-- start of EXCERPT --

Index.hs (1.9 KB) - added by claus 7 years ago.

Download all attachments as: .zip

Change History (25)

Changed 7 years ago by claus

comment:1 Changed 7 years ago by guest

  • Cc Bulat.Ziganshin@… added

comment:2 Changed 7 years ago by igloo

  • Milestone set to 6.6.2

We should look into this for 6.6.2.

comment:3 Changed 7 years ago by guest

  • Cc Bulat.Ziganshin@… added; Bulat.Ziganshin@… removed

comment:4 Changed 6 years ago by simonmar

  • Milestone changed from 6.6.2 to 6.8 branch
  • Owner set to simonpj

I've investigated 6.8.1's performance on this example. In summary:

  • the performance difference between calling index and using the inline copy still exists
  • there is virtually no different in allocation between the two, i.e. the "leaky" aspect of the original report doesn't exist
  • Specialisation is working properly: we're calling the specialised version of index for (Int,Int).

-- end of EXCERPT --
-- start of DATASET --

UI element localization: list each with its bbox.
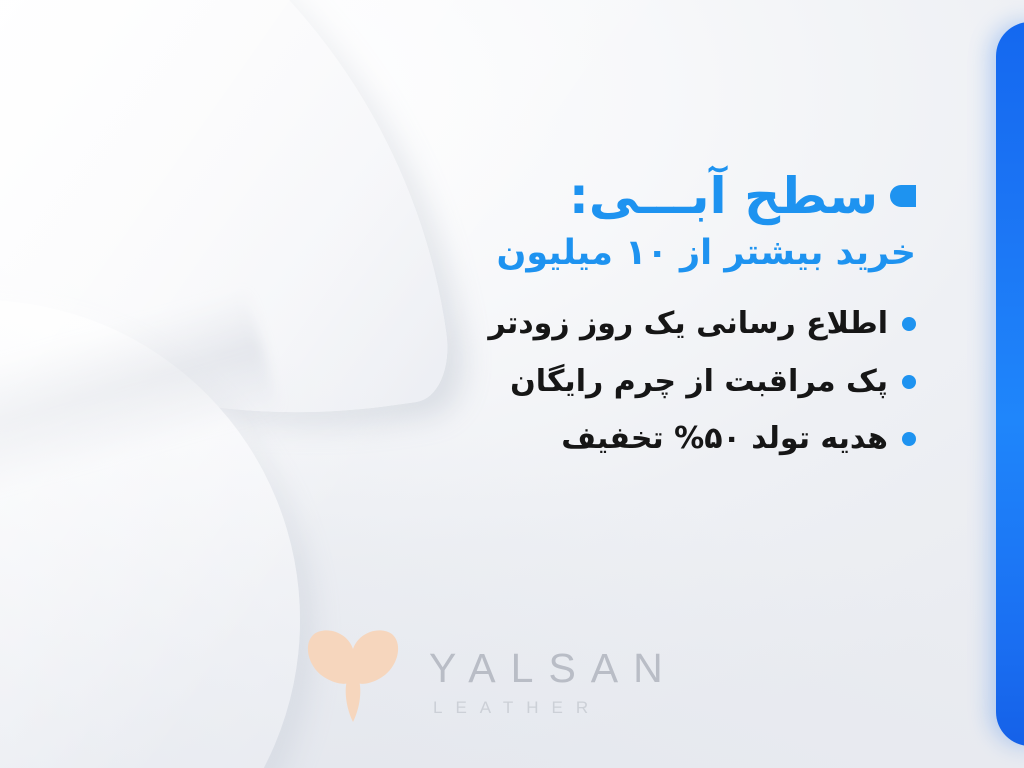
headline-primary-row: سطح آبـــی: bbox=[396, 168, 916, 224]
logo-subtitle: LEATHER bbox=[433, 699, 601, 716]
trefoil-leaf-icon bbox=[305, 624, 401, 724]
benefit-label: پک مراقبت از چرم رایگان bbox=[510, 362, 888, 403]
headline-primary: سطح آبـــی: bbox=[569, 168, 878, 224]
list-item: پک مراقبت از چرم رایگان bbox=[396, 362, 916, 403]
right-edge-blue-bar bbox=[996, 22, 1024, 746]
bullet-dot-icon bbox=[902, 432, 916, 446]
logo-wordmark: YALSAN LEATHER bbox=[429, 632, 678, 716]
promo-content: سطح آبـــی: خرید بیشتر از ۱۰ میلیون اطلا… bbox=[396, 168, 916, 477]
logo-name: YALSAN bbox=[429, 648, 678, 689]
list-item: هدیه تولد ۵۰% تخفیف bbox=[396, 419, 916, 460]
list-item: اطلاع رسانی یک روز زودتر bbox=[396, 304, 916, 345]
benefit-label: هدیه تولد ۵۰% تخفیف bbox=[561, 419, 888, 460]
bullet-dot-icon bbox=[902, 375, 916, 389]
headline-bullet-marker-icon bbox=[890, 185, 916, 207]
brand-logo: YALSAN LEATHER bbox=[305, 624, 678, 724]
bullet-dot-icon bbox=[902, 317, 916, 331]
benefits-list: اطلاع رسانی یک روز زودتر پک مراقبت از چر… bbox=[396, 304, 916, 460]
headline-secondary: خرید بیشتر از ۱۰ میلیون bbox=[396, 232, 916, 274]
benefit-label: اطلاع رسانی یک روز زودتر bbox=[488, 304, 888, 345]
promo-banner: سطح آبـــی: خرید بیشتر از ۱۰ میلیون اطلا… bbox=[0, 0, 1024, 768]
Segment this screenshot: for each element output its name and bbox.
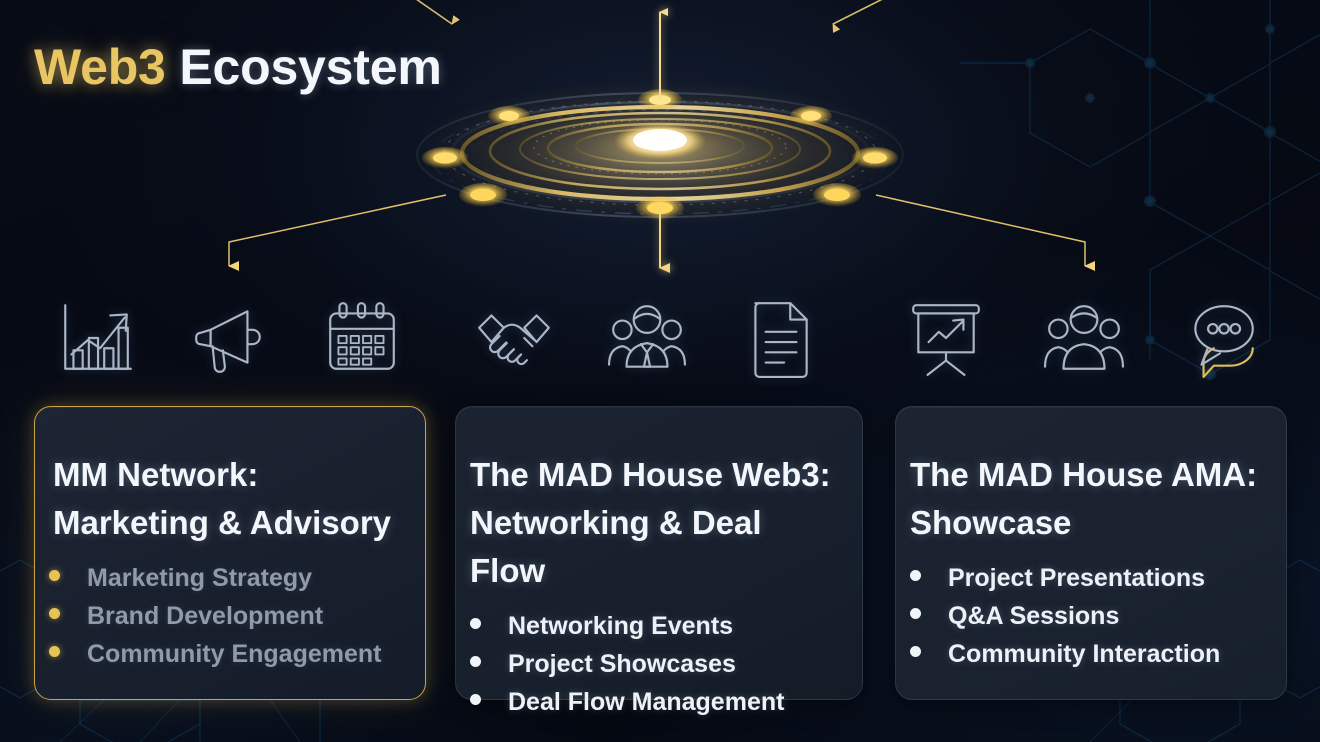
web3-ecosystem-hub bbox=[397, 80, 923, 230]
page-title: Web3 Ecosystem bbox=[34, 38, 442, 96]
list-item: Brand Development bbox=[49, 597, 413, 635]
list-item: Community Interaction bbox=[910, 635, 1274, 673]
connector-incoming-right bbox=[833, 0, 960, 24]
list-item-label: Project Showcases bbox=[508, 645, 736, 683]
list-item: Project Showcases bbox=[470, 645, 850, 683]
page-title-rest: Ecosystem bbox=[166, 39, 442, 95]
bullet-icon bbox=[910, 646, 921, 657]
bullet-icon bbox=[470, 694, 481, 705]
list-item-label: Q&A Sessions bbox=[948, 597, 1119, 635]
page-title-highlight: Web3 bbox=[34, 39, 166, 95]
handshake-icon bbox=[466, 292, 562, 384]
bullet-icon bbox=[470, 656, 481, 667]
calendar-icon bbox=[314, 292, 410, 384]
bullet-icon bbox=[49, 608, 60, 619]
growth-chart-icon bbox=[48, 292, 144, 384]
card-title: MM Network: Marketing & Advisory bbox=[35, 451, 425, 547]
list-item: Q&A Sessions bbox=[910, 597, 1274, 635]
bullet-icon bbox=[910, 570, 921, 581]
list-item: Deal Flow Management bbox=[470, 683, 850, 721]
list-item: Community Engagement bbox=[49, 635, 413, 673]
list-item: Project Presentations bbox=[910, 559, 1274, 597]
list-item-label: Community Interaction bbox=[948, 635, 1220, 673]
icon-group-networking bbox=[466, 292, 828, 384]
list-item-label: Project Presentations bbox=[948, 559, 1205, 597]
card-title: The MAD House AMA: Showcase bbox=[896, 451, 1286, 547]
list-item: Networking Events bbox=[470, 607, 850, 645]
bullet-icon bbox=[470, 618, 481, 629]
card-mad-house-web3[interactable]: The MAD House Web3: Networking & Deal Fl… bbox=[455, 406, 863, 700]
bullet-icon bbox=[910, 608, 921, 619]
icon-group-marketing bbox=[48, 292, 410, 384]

-- end of DATASET --

▶ **JOB 1**
Reproduce the part of the ticket history starting at "Changed 7 years ago by claus" and ending at "this for 6.6.2.".
▶ **JOB 2**
Pick up the ticket history after its final line and keep writing it.
The entries have nothing to do with the ticket history.

▶ **REPLY 1**
Changed 7 years ago by claus

comment:1 Changed 7 years ago by guest

  • Cc Bulat.Ziganshin@… added

comment:2 Changed 7 years ago by igloo

  • Milestone set to 6.6.2

We should look into this for 6.6.2.

▶ **REPLY 2**
  • The difference appears to be inlining + case-of-case. Although we're calling the specialised index, it isn't inlined. We can force it to be inlined with -finline-use-threshold=30, but that doesn't help. It looks like case-of-case isn't being applied after inlining.
  • something else is strange: there's a specialised function named $sa_something in the output, but it isn't referenced from anywhere.

Simon: could you take a look? The code is in ~simonmar/scratch/1216.hs.

comment:5 Changed 6 years ago by simonmar

  • Milestone changed from 6.8 branch to 6.8.3

comment:6 Changed 6 years ago by simonpj

A Friday afternoon, so I thought I'd look at this. The problem is that GHC.Arr.$windex1, which is called from the inner loop has this inlining:

$windex1 :: GHC.Prim.Int# -> GHC.Prim.Int# -> GHC.Prim.Int# -> GHC.Base.Int
  {- Arity: 3 Strictness: LLL
     Unfolding: (\ ww :: GHC.Prim.Int# ww1 :: GHC.Prim.Int# ww2 :: GHC.Prim.Int# ->
                 case @ GHC.Base.Int GHC.Prim.<=# ww ww2 of wild {
                   GHC.Base.False
                   -> GHC.Arr.indexError2
                        (GHC.Base.I# ww, GHC.Base.I# ww1)
                        (GHC.Base.I# ww2)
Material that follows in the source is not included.